**Data to process:**

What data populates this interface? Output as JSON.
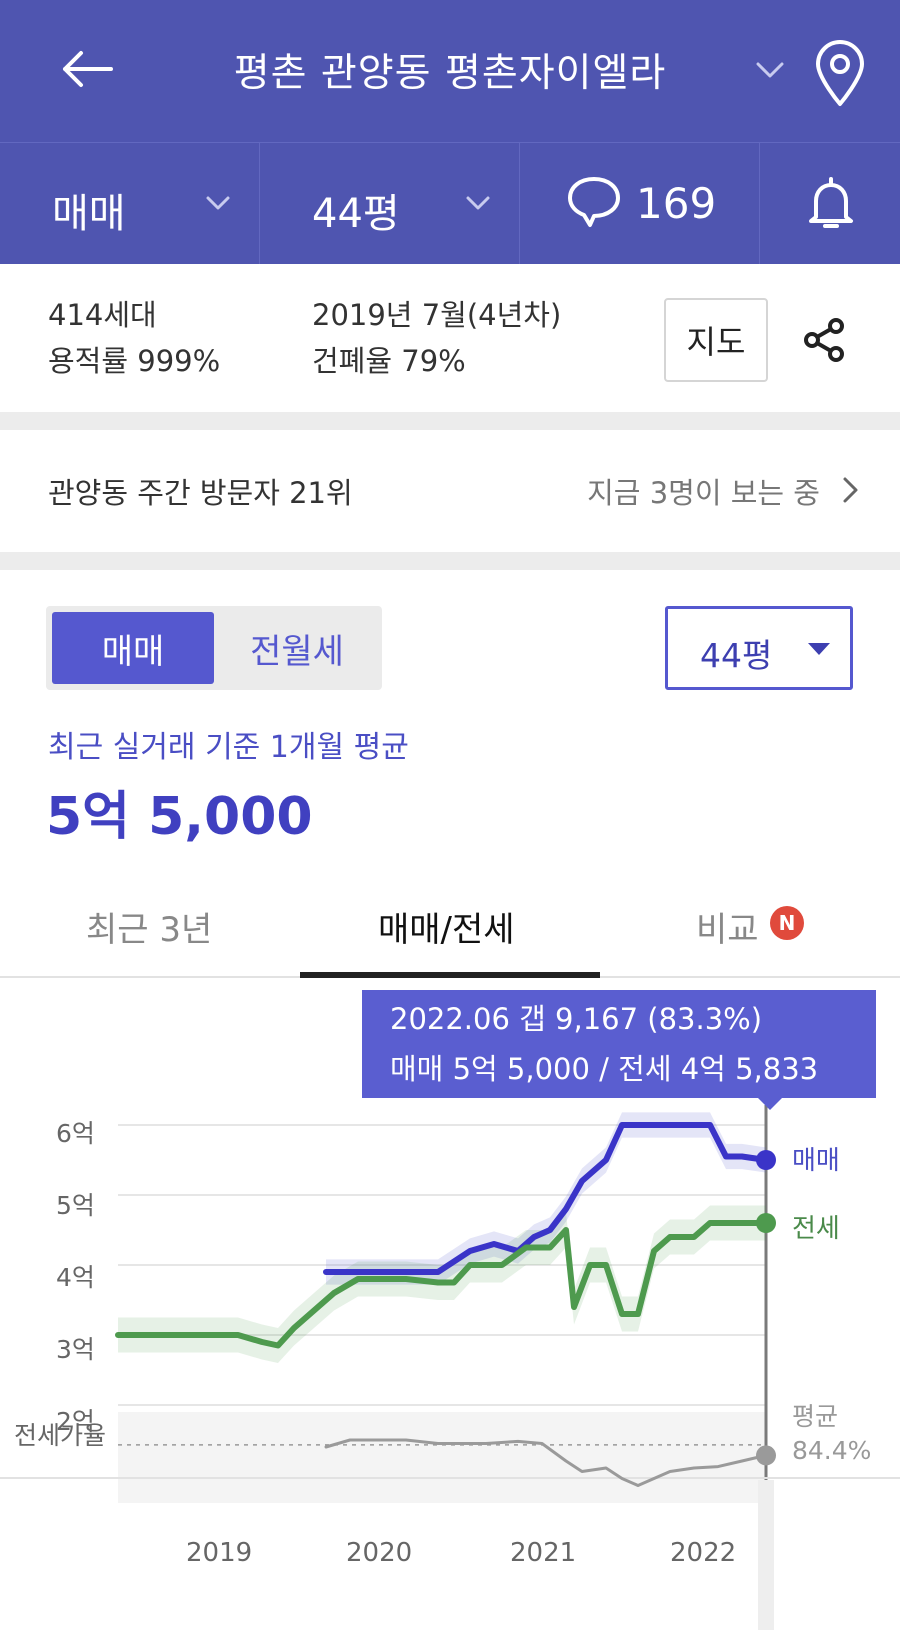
{
  "header": {
    "title": "평촌 관양동 평촌자이엘라",
    "accent": "#4f55b0"
  },
  "filters": {
    "trade_type": "매매",
    "size": "44평",
    "comment_count": "169"
  },
  "info": {
    "households": "414세대",
    "floor_area_ratio": "용적률 999%",
    "built": "2019년 7월(4년차)",
    "coverage_ratio": "건폐율 79%",
    "map_button": "지도"
  },
  "visitor": {
    "rank": "관양동 주간 방문자 21위",
    "now_watching": "지금 3명이 보는 중"
  },
  "price": {
    "segments": [
      "매매",
      "전월세"
    ],
    "size_select": "44평",
    "caption": "최근 실거래 기준 1개월 평균",
    "value": "5억 5,000"
  },
  "tabs": [
    "최근 3년",
    "매매/전세",
    "비교"
  ],
  "badge": "N",
  "tooltip": {
    "line1": "2022.06  갭 9,167 (83.3%)",
    "line2": "매매 5억 5,000 / 전세 4억 5,833"
  },
  "chart_labels": {
    "ratio_label": "전세가율",
    "sale": "매매",
    "jeonse": "전세",
    "avg_label": "평균",
    "avg_value": "84.4%"
  },
  "chart_data": {
    "type": "line",
    "y_ticks": [
      "6억",
      "5억",
      "4억",
      "3억",
      "2억"
    ],
    "x_ticks": [
      "2019",
      "2020",
      "2021",
      "2022"
    ],
    "ylim": [
      2,
      6
    ],
    "xlim": [
      2018.4,
      2022.45
    ],
    "series": [
      {
        "name": "매매",
        "color": "#3a34c8",
        "x": [
          2019.7,
          2020.0,
          2020.2,
          2020.4,
          2020.6,
          2020.75,
          2020.9,
          2021.0,
          2021.1,
          2021.2,
          2021.3,
          2021.45,
          2021.55,
          2021.7,
          2021.85,
          2022.0,
          2022.1,
          2022.2,
          2022.3,
          2022.45
        ],
        "y": [
          3.9,
          3.9,
          3.9,
          3.9,
          4.2,
          4.3,
          4.2,
          4.4,
          4.5,
          4.8,
          5.2,
          5.5,
          6.0,
          6.0,
          6.0,
          6.0,
          6.0,
          5.55,
          5.55,
          5.5
        ]
      },
      {
        "name": "전세",
        "color": "#4e9a4e",
        "x": [
          2018.4,
          2018.6,
          2018.8,
          2019.0,
          2019.15,
          2019.3,
          2019.4,
          2019.5,
          2019.6,
          2019.75,
          2019.9,
          2020.0,
          2020.2,
          2020.4,
          2020.5,
          2020.6,
          2020.8,
          2020.95,
          2021.1,
          2021.2,
          2021.25,
          2021.35,
          2021.45,
          2021.55,
          2021.65,
          2021.75,
          2021.85,
          2022.0,
          2022.1,
          2022.2,
          2022.45
        ],
        "y": [
          3.0,
          3.0,
          3.0,
          3.0,
          3.0,
          2.9,
          2.85,
          3.1,
          3.3,
          3.6,
          3.8,
          3.8,
          3.8,
          3.75,
          3.75,
          4.0,
          4.0,
          4.25,
          4.25,
          4.5,
          3.4,
          4.0,
          4.0,
          3.3,
          3.3,
          4.2,
          4.4,
          4.4,
          4.6,
          4.6,
          4.6
        ]
      },
      {
        "name": "전세가율",
        "color": "#9a9a9a",
        "x": [
          2019.7,
          2019.85,
          2020.0,
          2020.2,
          2020.4,
          2020.5,
          2020.7,
          2020.9,
          2021.05,
          2021.2,
          2021.3,
          2021.45,
          2021.55,
          2021.65,
          2021.75,
          2021.85,
          2022.0,
          2022.15,
          2022.3,
          2022.45
        ],
        "y": [
          1.4,
          1.5,
          1.5,
          1.5,
          1.45,
          1.45,
          1.45,
          1.48,
          1.45,
          1.2,
          1.05,
          1.1,
          0.95,
          0.85,
          0.95,
          1.05,
          1.1,
          1.12,
          1.2,
          1.28
        ]
      }
    ],
    "grid": true,
    "legend": "right"
  }
}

**Task instructions:**
Gather all the lines that include the word "color" and copy them out.

**In response:**
        "color": "#3a34c8",
        "color": "#4e9a4e",
        "color": "#9a9a9a",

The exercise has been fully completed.